What you should do
Restate the listing below word for word, omitting any images.

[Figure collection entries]
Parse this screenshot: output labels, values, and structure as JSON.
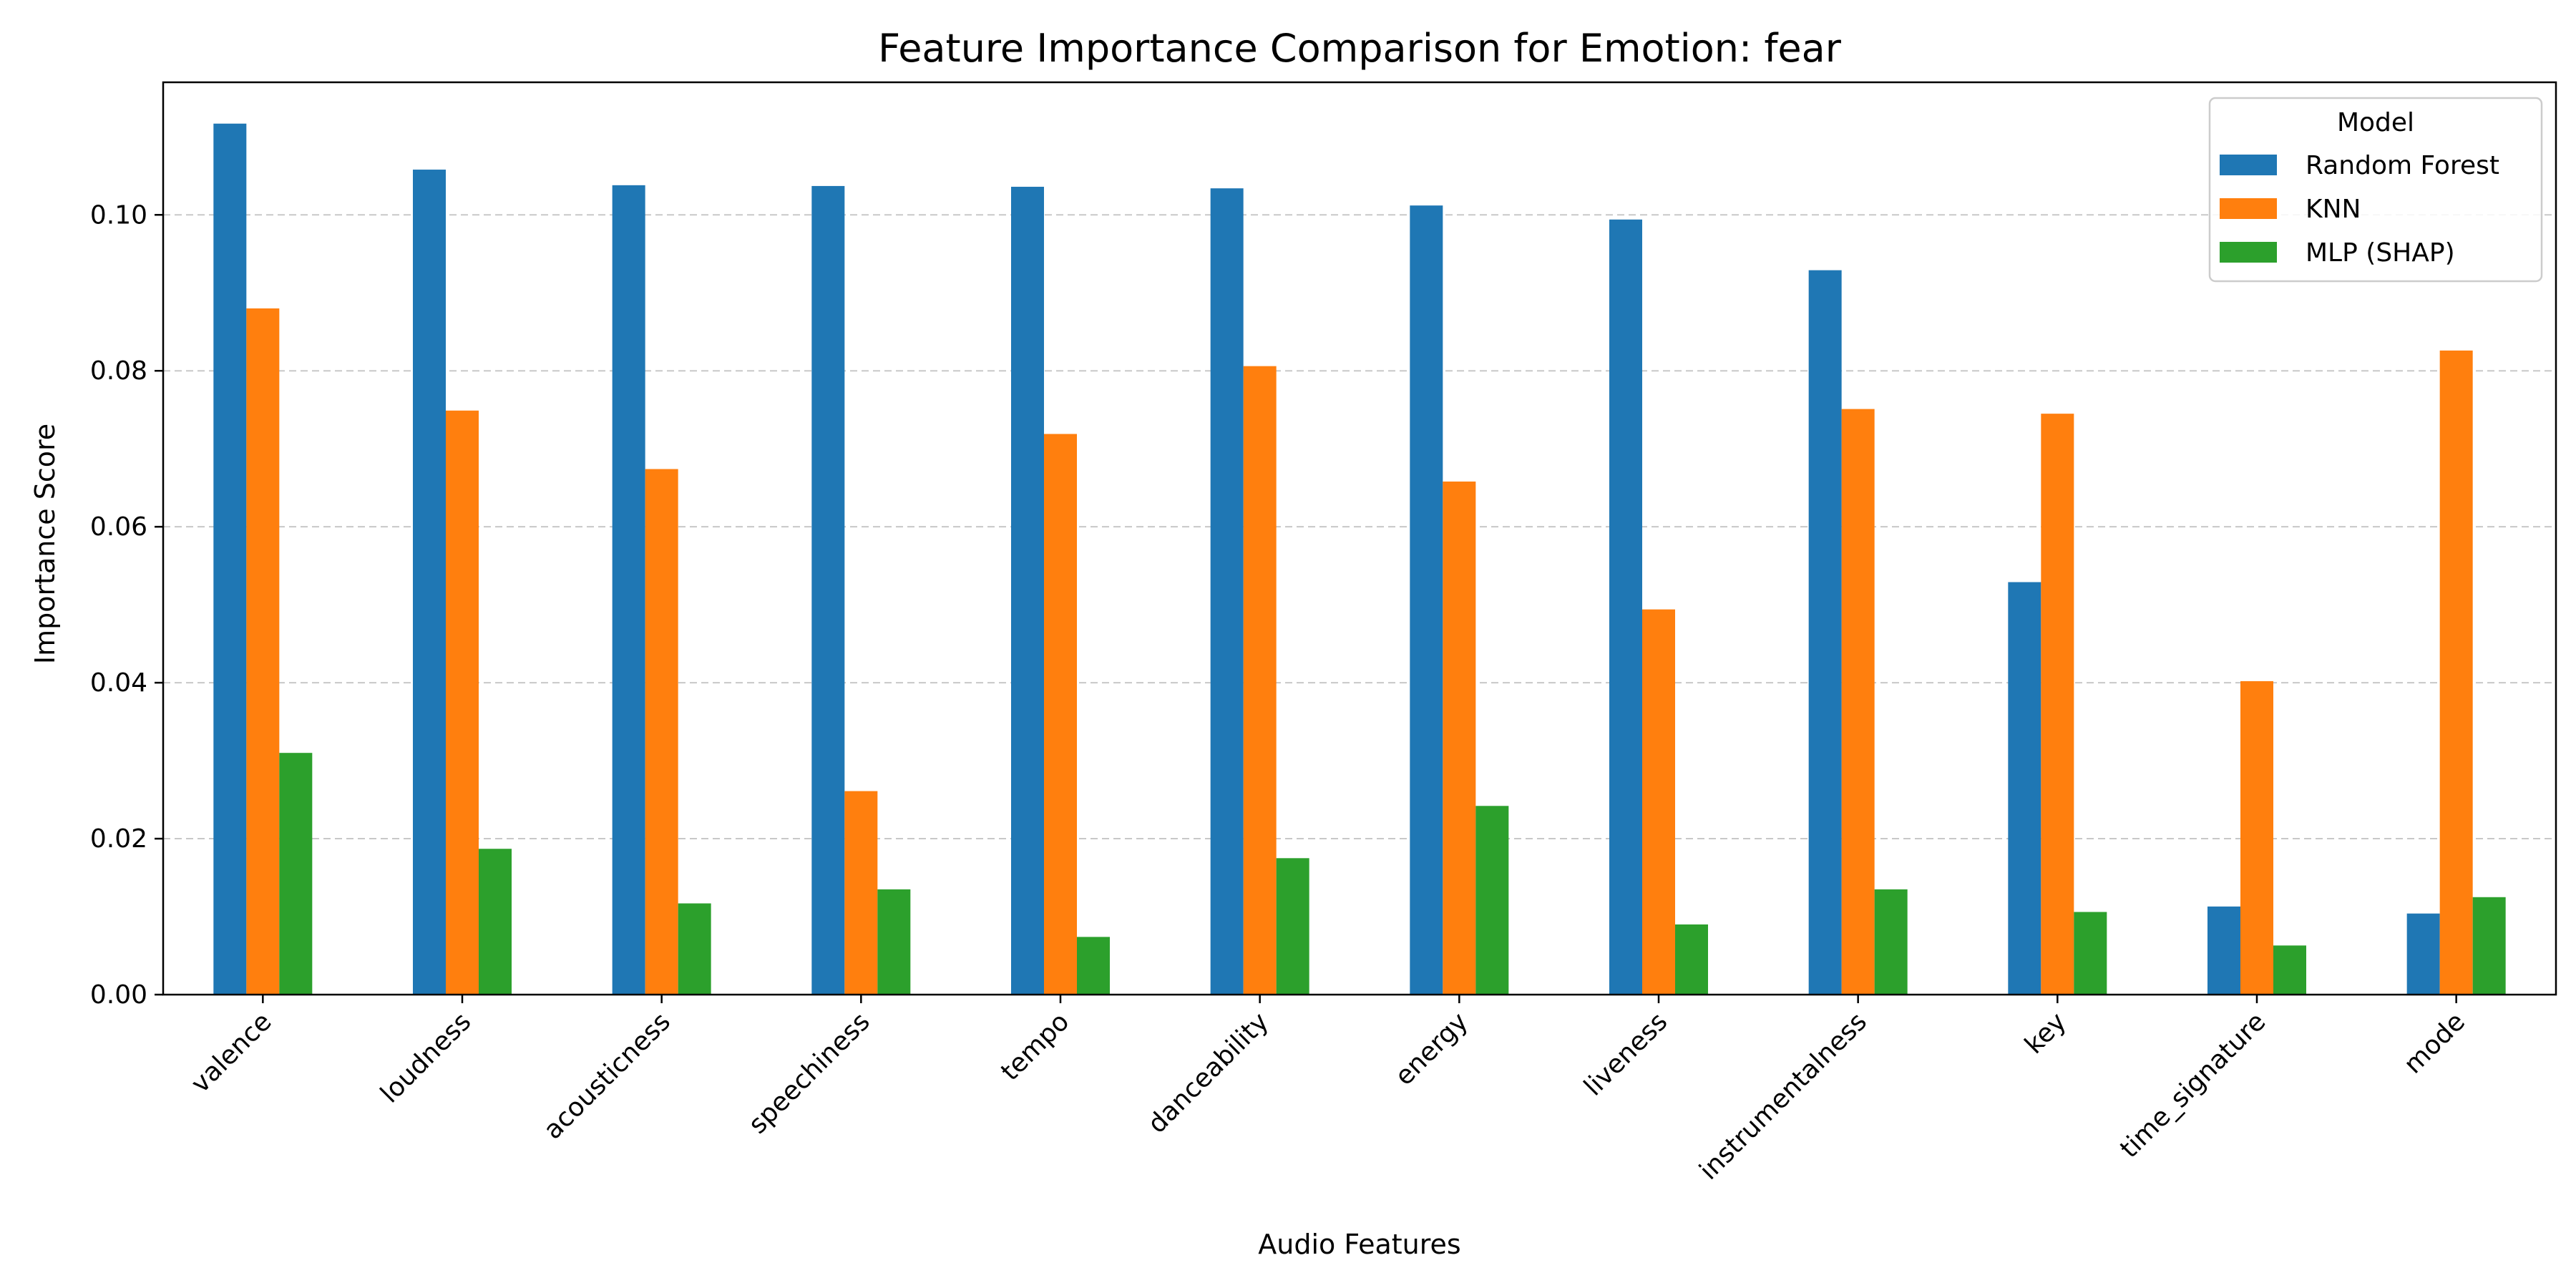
{
  "chart_data": {
    "type": "bar",
    "title": "Feature Importance Comparison for Emotion: fear",
    "xlabel": "Audio Features",
    "ylabel": "Importance Score",
    "categories": [
      "valence",
      "loudness",
      "acousticness",
      "speechiness",
      "tempo",
      "danceability",
      "energy",
      "liveness",
      "instrumentalness",
      "key",
      "time_signature",
      "mode"
    ],
    "series": [
      {
        "name": "Random Forest",
        "color": "#1f77b4",
        "values": [
          0.1117,
          0.1058,
          0.1038,
          0.1037,
          0.1036,
          0.1034,
          0.1012,
          0.0994,
          0.0929,
          0.0529,
          0.0113,
          0.0104
        ]
      },
      {
        "name": "KNN",
        "color": "#ff7f0e",
        "values": [
          0.088,
          0.0749,
          0.0674,
          0.0261,
          0.0719,
          0.0806,
          0.0658,
          0.0494,
          0.0751,
          0.0745,
          0.0402,
          0.0826
        ]
      },
      {
        "name": "MLP (SHAP)",
        "color": "#2ca02c",
        "values": [
          0.031,
          0.0187,
          0.0117,
          0.0135,
          0.0074,
          0.0175,
          0.0242,
          0.009,
          0.0135,
          0.0106,
          0.0063,
          0.0125
        ]
      }
    ],
    "ylim": [
      0,
      0.117
    ],
    "yticks": [
      "0.00",
      "0.02",
      "0.04",
      "0.06",
      "0.08",
      "0.10"
    ],
    "ytick_values": [
      0,
      0.02,
      0.04,
      0.06,
      0.08,
      0.1
    ],
    "grid": "y, dashed",
    "legend": {
      "title": "Model",
      "placement": "top-right"
    }
  }
}
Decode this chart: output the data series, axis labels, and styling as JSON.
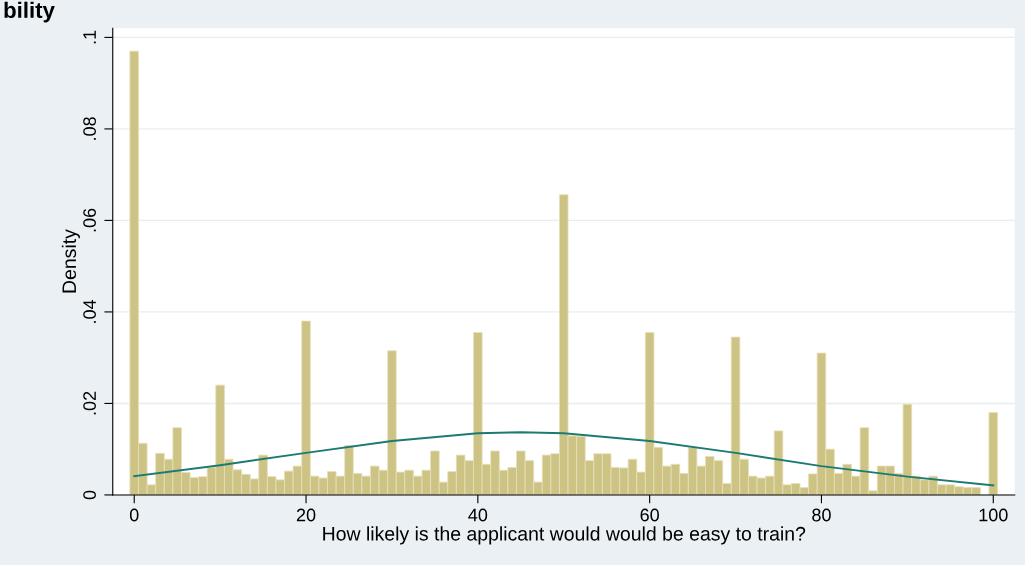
{
  "chart_data": {
    "type": "histogram",
    "title": "bility",
    "xlabel": "How likely is the applicant would would be easy to train?",
    "ylabel": "Density",
    "bins": [
      -0.5,
      0.5,
      1.5,
      2.5,
      3.5,
      4.5,
      5.5,
      6.5,
      7.5,
      8.5,
      9.5,
      10.5,
      11.5,
      12.5,
      13.5,
      14.5,
      15.5,
      16.5,
      17.5,
      18.5,
      19.5,
      20.5,
      21.5,
      22.5,
      23.5,
      24.5,
      25.5,
      26.5,
      27.5,
      28.5,
      29.5,
      30.5,
      31.5,
      32.5,
      33.5,
      34.5,
      35.5,
      36.5,
      37.5,
      38.5,
      39.5,
      40.5,
      41.5,
      42.5,
      43.5,
      44.5,
      45.5,
      46.5,
      47.5,
      48.5,
      49.5,
      50.5,
      51.5,
      52.5,
      53.5,
      54.5,
      55.5,
      56.5,
      57.5,
      58.5,
      59.5,
      60.5,
      61.5,
      62.5,
      63.5,
      64.5,
      65.5,
      66.5,
      67.5,
      68.5,
      69.5,
      70.5,
      71.5,
      72.5,
      73.5,
      74.5,
      75.5,
      76.5,
      77.5,
      78.5,
      79.5,
      80.5,
      81.5,
      82.5,
      83.5,
      84.5,
      85.5,
      86.5,
      87.5,
      88.5,
      89.5,
      90.5,
      91.5,
      92.5,
      93.5,
      94.5,
      95.5,
      96.5,
      97.5,
      98.5,
      99.5,
      100.5
    ],
    "series": [
      {
        "color": "#cdc385",
        "values": [
          0.097,
          0.0113,
          0.0022,
          0.0091,
          0.0078,
          0.0147,
          0.0049,
          0.0038,
          0.004,
          0.006,
          0.024,
          0.0078,
          0.0055,
          0.0045,
          0.0035,
          0.0087,
          0.004,
          0.0033,
          0.0052,
          0.0063,
          0.038,
          0.0041,
          0.0037,
          0.0051,
          0.0041,
          0.0108,
          0.0047,
          0.0041,
          0.0063,
          0.0054,
          0.0315,
          0.005,
          0.0054,
          0.0041,
          0.0054,
          0.0096,
          0.0028,
          0.0051,
          0.0087,
          0.0075,
          0.0355,
          0.0067,
          0.0096,
          0.0054,
          0.006,
          0.0096,
          0.0075,
          0.0028,
          0.0087,
          0.009,
          0.0656,
          0.0129,
          0.0128,
          0.0075,
          0.009,
          0.009,
          0.006,
          0.0059,
          0.0078,
          0.005,
          0.0355,
          0.0104,
          0.0063,
          0.0067,
          0.0047,
          0.0104,
          0.0063,
          0.0084,
          0.0075,
          0.0025,
          0.0345,
          0.0078,
          0.0041,
          0.0037,
          0.0041,
          0.014,
          0.0022,
          0.0025,
          0.0016,
          0.0046,
          0.031,
          0.01,
          0.0047,
          0.0067,
          0.0041,
          0.0147,
          0.0009,
          0.0063,
          0.0063,
          0.0047,
          0.0198,
          0.0041,
          0.0033,
          0.0041,
          0.0022,
          0.0022,
          0.0018,
          0.0016,
          0.0016,
          null,
          0.018
        ]
      },
      {
        "type": "line",
        "color": "#1b7b72",
        "x": [
          0,
          10,
          20,
          30,
          40,
          45,
          50,
          60,
          70,
          80,
          90,
          100
        ],
        "values": [
          0.0041,
          0.0065,
          0.0092,
          0.0118,
          0.0135,
          0.0137,
          0.0135,
          0.0118,
          0.0092,
          0.0063,
          0.004,
          0.0021
        ]
      }
    ],
    "xlim": [
      -2.5,
      102.5
    ],
    "xticks": [
      0,
      20,
      40,
      60,
      80,
      100
    ],
    "ylim": [
      0,
      0.102
    ],
    "yticks": [
      0,
      {
        "value": 0.02,
        "label": ".02"
      },
      {
        "value": 0.04,
        "label": ".04"
      },
      {
        "value": 0.06,
        "label": ".06"
      },
      {
        "value": 0.08,
        "label": ".08"
      },
      {
        "value": 0.1,
        "label": ".1"
      }
    ],
    "grid": "y"
  }
}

Final result
Parse this screenshot: output labels, values, and structure as JSON.
{
  "chart_data": {
    "type": "bar",
    "title": "Feature Importance Comparison for Emotion: fear",
    "xlabel": "Audio Features",
    "ylabel": "Importance Score",
    "categories": [
      "valence",
      "loudness",
      "acousticness",
      "speechiness",
      "tempo",
      "danceability",
      "energy",
      "liveness",
      "instrumentalness",
      "key",
      "time_signature",
      "mode"
    ],
    "series": [
      {
        "name": "Random Forest",
        "color": "#1f77b4",
        "values": [
          0.1117,
          0.1058,
          0.1038,
          0.1037,
          0.1036,
          0.1034,
          0.1012,
          0.0994,
          0.0929,
          0.0529,
          0.0113,
          0.0104
        ]
      },
      {
        "name": "KNN",
        "color": "#ff7f0e",
        "values": [
          0.088,
          0.0749,
          0.0674,
          0.0261,
          0.0719,
          0.0806,
          0.0658,
          0.0494,
          0.0751,
          0.0745,
          0.0402,
          0.0826
        ]
      },
      {
        "name": "MLP (SHAP)",
        "color": "#2ca02c",
        "values": [
          0.031,
          0.0187,
          0.0117,
          0.0135,
          0.0074,
          0.0175,
          0.0242,
          0.009,
          0.0135,
          0.0106,
          0.0063,
          0.0125
        ]
      }
    ],
    "ylim": [
      0,
      0.117
    ],
    "yticks": [
      "0.00",
      "0.02",
      "0.04",
      "0.06",
      "0.08",
      "0.10"
    ],
    "ytick_values": [
      0,
      0.02,
      0.04,
      0.06,
      0.08,
      0.1
    ],
    "grid": "y, dashed",
    "legend": {
      "title": "Model",
      "placement": "top-right"
    }
  }
}
Decode this chart: output the data series, axis labels, and styling as JSON.
{
  "chart_data": {
    "type": "histogram",
    "title": "bility",
    "xlabel": "How likely is the applicant would would be easy to train?",
    "ylabel": "Density",
    "bins": [
      -0.5,
      0.5,
      1.5,
      2.5,
      3.5,
      4.5,
      5.5,
      6.5,
      7.5,
      8.5,
      9.5,
      10.5,
      11.5,
      12.5,
      13.5,
      14.5,
      15.5,
      16.5,
      17.5,
      18.5,
      19.5,
      20.5,
      21.5,
      22.5,
      23.5,
      24.5,
      25.5,
      26.5,
      27.5,
      28.5,
      29.5,
      30.5,
      31.5,
      32.5,
      33.5,
      34.5,
      35.5,
      36.5,
      37.5,
      38.5,
      39.5,
      40.5,
      41.5,
      42.5,
      43.5,
      44.5,
      45.5,
      46.5,
      47.5,
      48.5,
      49.5,
      50.5,
      51.5,
      52.5,
      53.5,
      54.5,
      55.5,
      56.5,
      57.5,
      58.5,
      59.5,
      60.5,
      61.5,
      62.5,
      63.5,
      64.5,
      65.5,
      66.5,
      67.5,
      68.5,
      69.5,
      70.5,
      71.5,
      72.5,
      73.5,
      74.5,
      75.5,
      76.5,
      77.5,
      78.5,
      79.5,
      80.5,
      81.5,
      82.5,
      83.5,
      84.5,
      85.5,
      86.5,
      87.5,
      88.5,
      89.5,
      90.5,
      91.5,
      92.5,
      93.5,
      94.5,
      95.5,
      96.5,
      97.5,
      98.5,
      99.5,
      100.5
    ],
    "series": [
      {
        "color": "#cdc385",
        "values": [
          0.097,
          0.0113,
          0.0022,
          0.0091,
          0.0078,
          0.0147,
          0.0049,
          0.0038,
          0.004,
          0.006,
          0.024,
          0.0078,
          0.0055,
          0.0045,
          0.0035,
          0.0087,
          0.004,
          0.0033,
          0.0052,
          0.0063,
          0.038,
          0.0041,
          0.0037,
          0.0051,
          0.0041,
          0.0108,
          0.0047,
          0.0041,
          0.0063,
          0.0054,
          0.0315,
          0.005,
          0.0054,
          0.0041,
          0.0054,
          0.0096,
          0.0028,
          0.0051,
          0.0087,
          0.0075,
          0.0355,
          0.0067,
          0.0096,
          0.0054,
          0.006,
          0.0096,
          0.0075,
          0.0028,
          0.0087,
          0.009,
          0.0656,
          0.0129,
          0.0128,
          0.0075,
          0.009,
          0.009,
          0.006,
          0.0059,
          0.0078,
          0.005,
          0.0355,
          0.0104,
          0.0063,
          0.0067,
          0.0047,
          0.0104,
          0.0063,
          0.0084,
          0.0075,
          0.0025,
          0.0345,
          0.0078,
          0.0041,
          0.0037,
          0.0041,
          0.014,
          0.0022,
          0.0025,
          0.0016,
          0.0046,
          0.031,
          0.01,
          0.0047,
          0.0067,
          0.0041,
          0.0147,
          0.0009,
          0.0063,
          0.0063,
          0.0047,
          0.0198,
          0.0041,
          0.0033,
          0.0041,
          0.0022,
          0.0022,
          0.0018,
          0.0016,
          0.0016,
          null,
          0.018
        ]
      },
      {
        "type": "line",
        "color": "#1b7b72",
        "x": [
          0,
          10,
          20,
          30,
          40,
          45,
          50,
          60,
          70,
          80,
          90,
          100
        ],
        "values": [
          0.0041,
          0.0065,
          0.0092,
          0.0118,
          0.0135,
          0.0137,
          0.0135,
          0.0118,
          0.0092,
          0.0063,
          0.004,
          0.0021
        ]
      }
    ],
    "xlim": [
      -2.5,
      102.5
    ],
    "xticks": [
      0,
      20,
      40,
      60,
      80,
      100
    ],
    "ylim": [
      0,
      0.102
    ],
    "yticks": [
      0,
      {
        "value": 0.02,
        "label": ".02"
      },
      {
        "value": 0.04,
        "label": ".04"
      },
      {
        "value": 0.06,
        "label": ".06"
      },
      {
        "value": 0.08,
        "label": ".08"
      },
      {
        "value": 0.1,
        "label": ".1"
      }
    ],
    "grid": "y"
  }
}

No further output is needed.